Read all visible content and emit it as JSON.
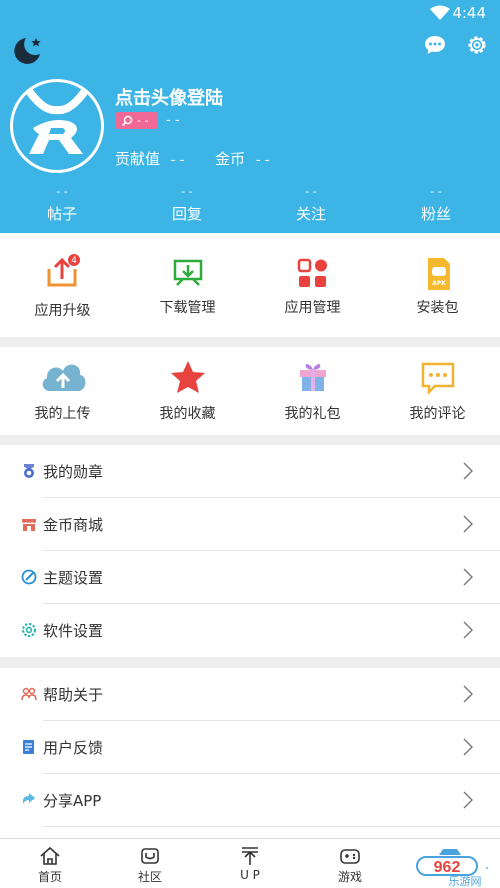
{
  "status": {
    "time": "4:44"
  },
  "profile": {
    "login_prompt": "点击头像登陆",
    "badge_value": "- -",
    "badge_suffix": "- -",
    "contrib_label": "贡献值",
    "contrib_value": "- -",
    "coins_label": "金币",
    "coins_value": "- -"
  },
  "stats": [
    {
      "value": "- -",
      "label": "帖子"
    },
    {
      "value": "- -",
      "label": "回复"
    },
    {
      "value": "- -",
      "label": "关注"
    },
    {
      "value": "- -",
      "label": "粉丝"
    }
  ],
  "grid1": [
    {
      "label": "应用升级",
      "icon": "upgrade-icon",
      "badge": "4"
    },
    {
      "label": "下载管理",
      "icon": "download-icon"
    },
    {
      "label": "应用管理",
      "icon": "apps-icon"
    },
    {
      "label": "安装包",
      "icon": "apk-icon"
    }
  ],
  "grid2": [
    {
      "label": "我的上传",
      "icon": "cloud-upload-icon"
    },
    {
      "label": "我的收藏",
      "icon": "star-icon"
    },
    {
      "label": "我的礼包",
      "icon": "gift-icon"
    },
    {
      "label": "我的评论",
      "icon": "comment-icon"
    }
  ],
  "list1": [
    {
      "label": "我的勋章",
      "icon": "medal-icon"
    },
    {
      "label": "金币商城",
      "icon": "shop-icon"
    },
    {
      "label": "主题设置",
      "icon": "theme-icon"
    },
    {
      "label": "软件设置",
      "icon": "settings-icon"
    }
  ],
  "list2": [
    {
      "label": "帮助关于",
      "icon": "help-icon"
    },
    {
      "label": "用户反馈",
      "icon": "feedback-icon"
    },
    {
      "label": "分享APP",
      "icon": "share-icon"
    }
  ],
  "nav": [
    {
      "label": "首页",
      "icon": "home-icon"
    },
    {
      "label": "社区",
      "icon": "community-icon"
    },
    {
      "label": "U P",
      "icon": "up-icon"
    },
    {
      "label": "游戏",
      "icon": "gamepad-icon"
    }
  ],
  "watermark": {
    "text": "962",
    "sub": "乐游网"
  },
  "colors": {
    "header": "#3db4e6",
    "accent_orange": "#f0922f",
    "accent_red": "#e8433e",
    "badge_pink": "#f06996"
  }
}
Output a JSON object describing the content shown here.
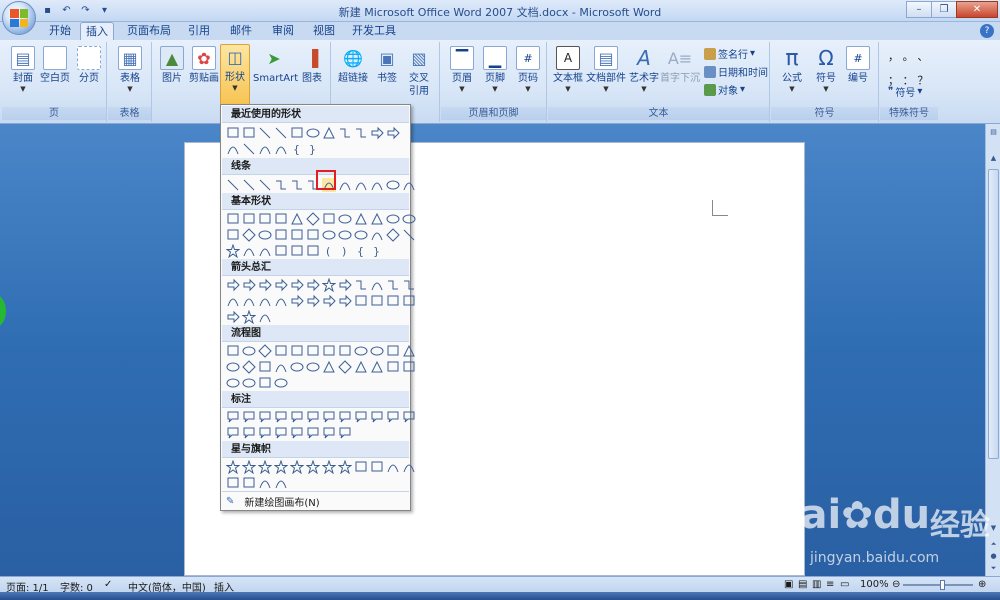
{
  "window": {
    "title": "新建 Microsoft Office Word 2007 文档.docx - Microsoft Word"
  },
  "tabs": [
    "开始",
    "插入",
    "页面布局",
    "引用",
    "邮件",
    "审阅",
    "视图",
    "开发工具"
  ],
  "ribbon": {
    "groups": {
      "page": {
        "label": "页",
        "buttons": [
          "封面",
          "空白页",
          "分页"
        ]
      },
      "table": {
        "label": "表格",
        "buttons": [
          "表格"
        ]
      },
      "illustrations": {
        "buttons": [
          "图片",
          "剪贴画",
          "形状",
          "SmartArt",
          "图表"
        ]
      },
      "links": {
        "buttons": [
          "超链接",
          "书签",
          "交叉",
          "引用"
        ]
      },
      "header_footer": {
        "label": "页眉和页脚",
        "buttons": [
          "页眉",
          "页脚",
          "页码"
        ]
      },
      "text": {
        "label": "文本",
        "buttons": [
          "文本框",
          "文档部件",
          "艺术字",
          "首字下沉"
        ],
        "small": [
          "签名行",
          "日期和时间",
          "对象"
        ]
      },
      "symbols": {
        "label": "符号",
        "buttons": [
          "公式",
          "符号",
          "编号"
        ]
      },
      "special": {
        "label": "特殊符号",
        "small_label": "符号",
        "chars": [
          "，",
          "。",
          "、",
          "；",
          "：",
          "？"
        ]
      }
    }
  },
  "shapes_menu": {
    "sections": [
      "最近使用的形状",
      "线条",
      "基本形状",
      "箭头总汇",
      "流程图",
      "标注",
      "星与旗帜"
    ],
    "footer": "新建绘图画布(N)"
  },
  "status": {
    "page": "页面: 1/1",
    "words": "字数: 0",
    "language": "中文(简体，中国)",
    "mode": "插入",
    "zoom": "100%"
  },
  "watermark": {
    "brand": "Bai",
    "brand2": "du",
    "text": "经验",
    "url": "jingyan.baidu.com"
  }
}
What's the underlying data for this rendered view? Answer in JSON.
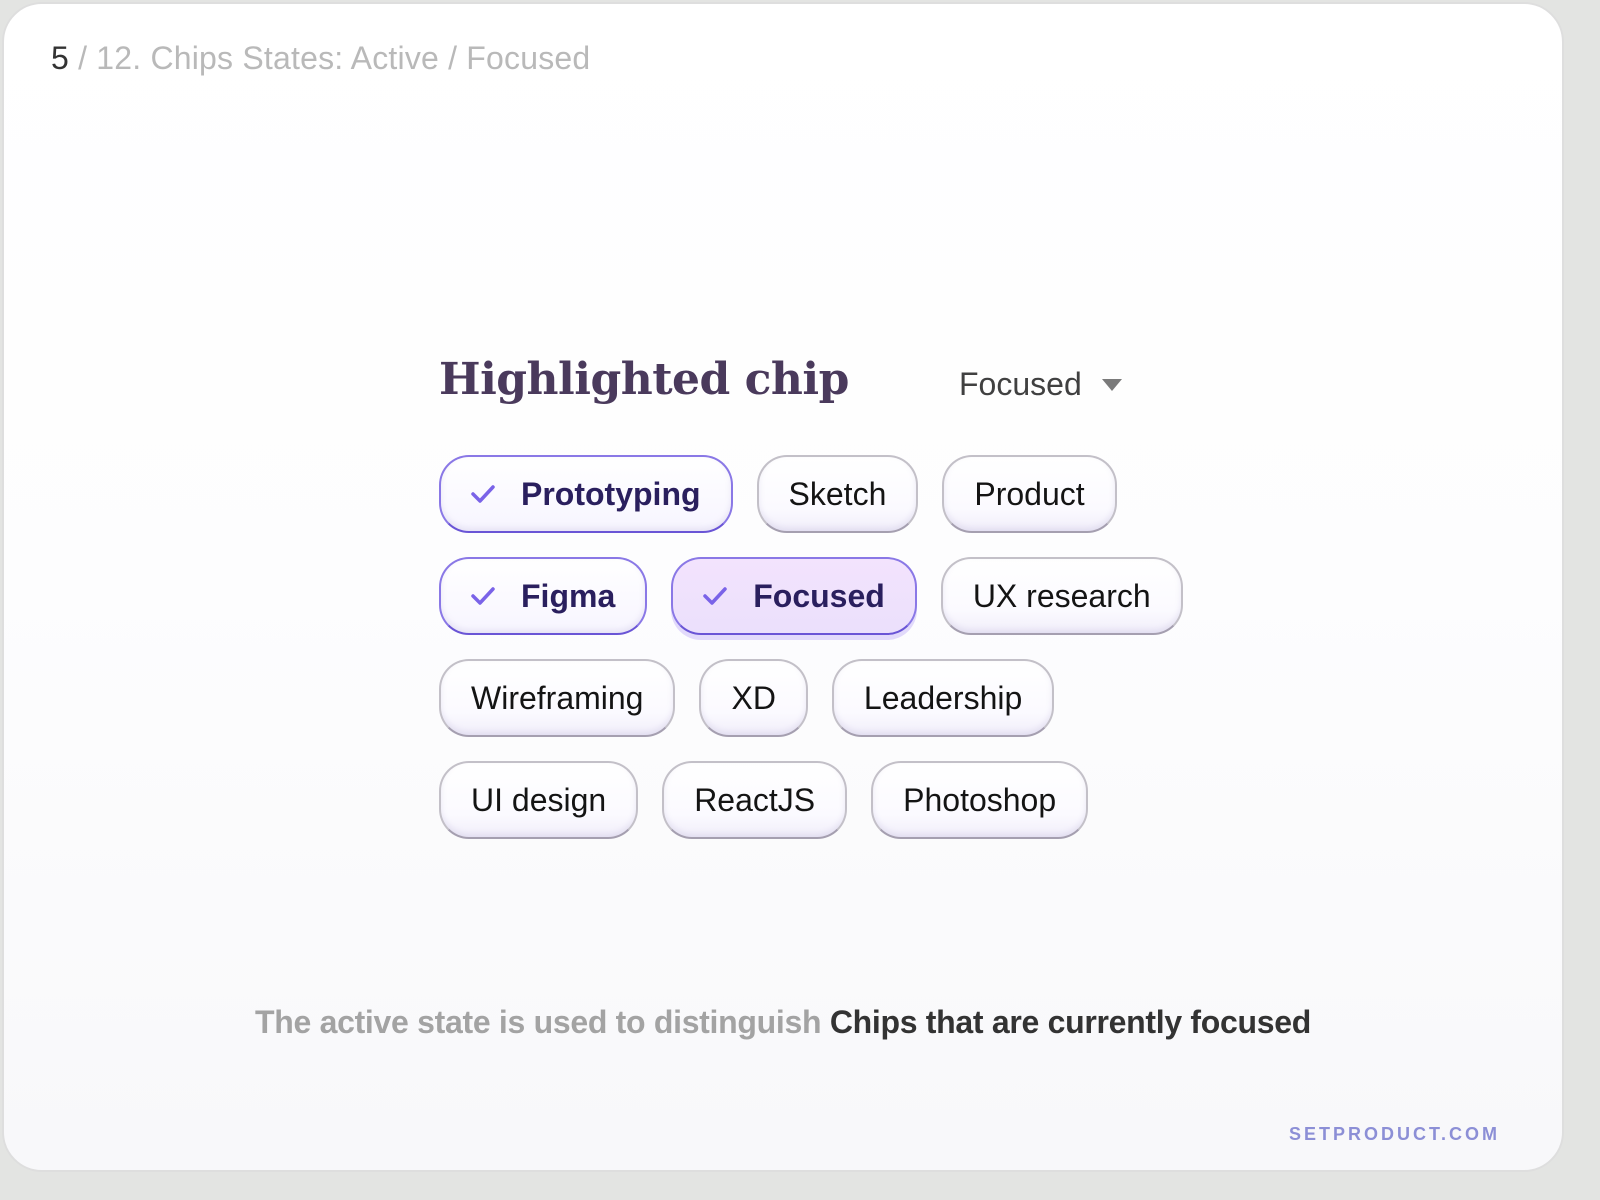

PROBLEM STATEMENT
Reproduce the full listing above verbatim, with no pictures included.

REPLY
Read all visible content and emit it as JSON.
{
  "status": {
    "time": "4:44"
  },
  "profile": {
    "login_prompt": "点击头像登陆",
    "badge_value": "- -",
    "badge_suffix": "- -",
    "contrib_label": "贡献值",
    "contrib_value": "- -",
    "coins_label": "金币",
    "coins_value": "- -"
  },
  "stats": [
    {
      "value": "- -",
      "label": "帖子"
    },
    {
      "value": "- -",
      "label": "回复"
    },
    {
      "value": "- -",
      "label": "关注"
    },
    {
      "value": "- -",
      "label": "粉丝"
    }
  ],
  "grid1": [
    {
      "label": "应用升级",
      "icon": "upgrade-icon",
      "badge": "4"
    },
    {
      "label": "下载管理",
      "icon": "download-icon"
    },
    {
      "label": "应用管理",
      "icon": "apps-icon"
    },
    {
      "label": "安装包",
      "icon": "apk-icon"
    }
  ],
  "grid2": [
    {
      "label": "我的上传",
      "icon": "cloud-upload-icon"
    },
    {
      "label": "我的收藏",
      "icon": "star-icon"
    },
    {
      "label": "我的礼包",
      "icon": "gift-icon"
    },
    {
      "label": "我的评论",
      "icon": "comment-icon"
    }
  ],
  "list1": [
    {
      "label": "我的勋章",
      "icon": "medal-icon"
    },
    {
      "label": "金币商城",
      "icon": "shop-icon"
    },
    {
      "label": "主题设置",
      "icon": "theme-icon"
    },
    {
      "label": "软件设置",
      "icon": "settings-icon"
    }
  ],
  "list2": [
    {
      "label": "帮助关于",
      "icon": "help-icon"
    },
    {
      "label": "用户反馈",
      "icon": "feedback-icon"
    },
    {
      "label": "分享APP",
      "icon": "share-icon"
    }
  ],
  "nav": [
    {
      "label": "首页",
      "icon": "home-icon"
    },
    {
      "label": "社区",
      "icon": "community-icon"
    },
    {
      "label": "U P",
      "icon": "up-icon"
    },
    {
      "label": "游戏",
      "icon": "gamepad-icon"
    }
  ],
  "watermark": {
    "text": "962",
    "sub": "乐游网"
  },
  "colors": {
    "header": "#3db4e6",
    "accent_orange": "#f0922f",
    "accent_red": "#e8433e",
    "badge_pink": "#f06996"
  }
}
Output a JSON object describing the content shown here.
{
  "window": {
    "title": "新建 Microsoft Office Word 2007 文档.docx - Microsoft Word"
  },
  "tabs": [
    "开始",
    "插入",
    "页面布局",
    "引用",
    "邮件",
    "审阅",
    "视图",
    "开发工具"
  ],
  "ribbon": {
    "groups": {
      "page": {
        "label": "页",
        "buttons": [
          "封面",
          "空白页",
          "分页"
        ]
      },
      "table": {
        "label": "表格",
        "buttons": [
          "表格"
        ]
      },
      "illustrations": {
        "buttons": [
          "图片",
          "剪贴画",
          "形状",
          "SmartArt",
          "图表"
        ]
      },
      "links": {
        "buttons": [
          "超链接",
          "书签",
          "交叉",
          "引用"
        ]
      },
      "header_footer": {
        "label": "页眉和页脚",
        "buttons": [
          "页眉",
          "页脚",
          "页码"
        ]
      },
      "text": {
        "label": "文本",
        "buttons": [
          "文本框",
          "文档部件",
          "艺术字",
          "首字下沉"
        ],
        "small": [
          "签名行",
          "日期和时间",
          "对象"
        ]
      },
      "symbols": {
        "label": "符号",
        "buttons": [
          "公式",
          "符号",
          "编号"
        ]
      },
      "special": {
        "label": "特殊符号",
        "small_label": "符号",
        "chars": [
          "，",
          "。",
          "、",
          "；",
          "：",
          "？"
        ]
      }
    }
  },
  "shapes_menu": {
    "sections": [
      "最近使用的形状",
      "线条",
      "基本形状",
      "箭头总汇",
      "流程图",
      "标注",
      "星与旗帜"
    ],
    "footer": "新建绘图画布(N)"
  },
  "status": {
    "page": "页面: 1/1",
    "words": "字数: 0",
    "language": "中文(简体，中国)",
    "mode": "插入",
    "zoom": "100%"
  },
  "watermark": {
    "brand": "Bai",
    "brand2": "du",
    "text": "经验",
    "url": "jingyan.baidu.com"
  }
}
What's the underlying data for this rendered view? Answer in JSON.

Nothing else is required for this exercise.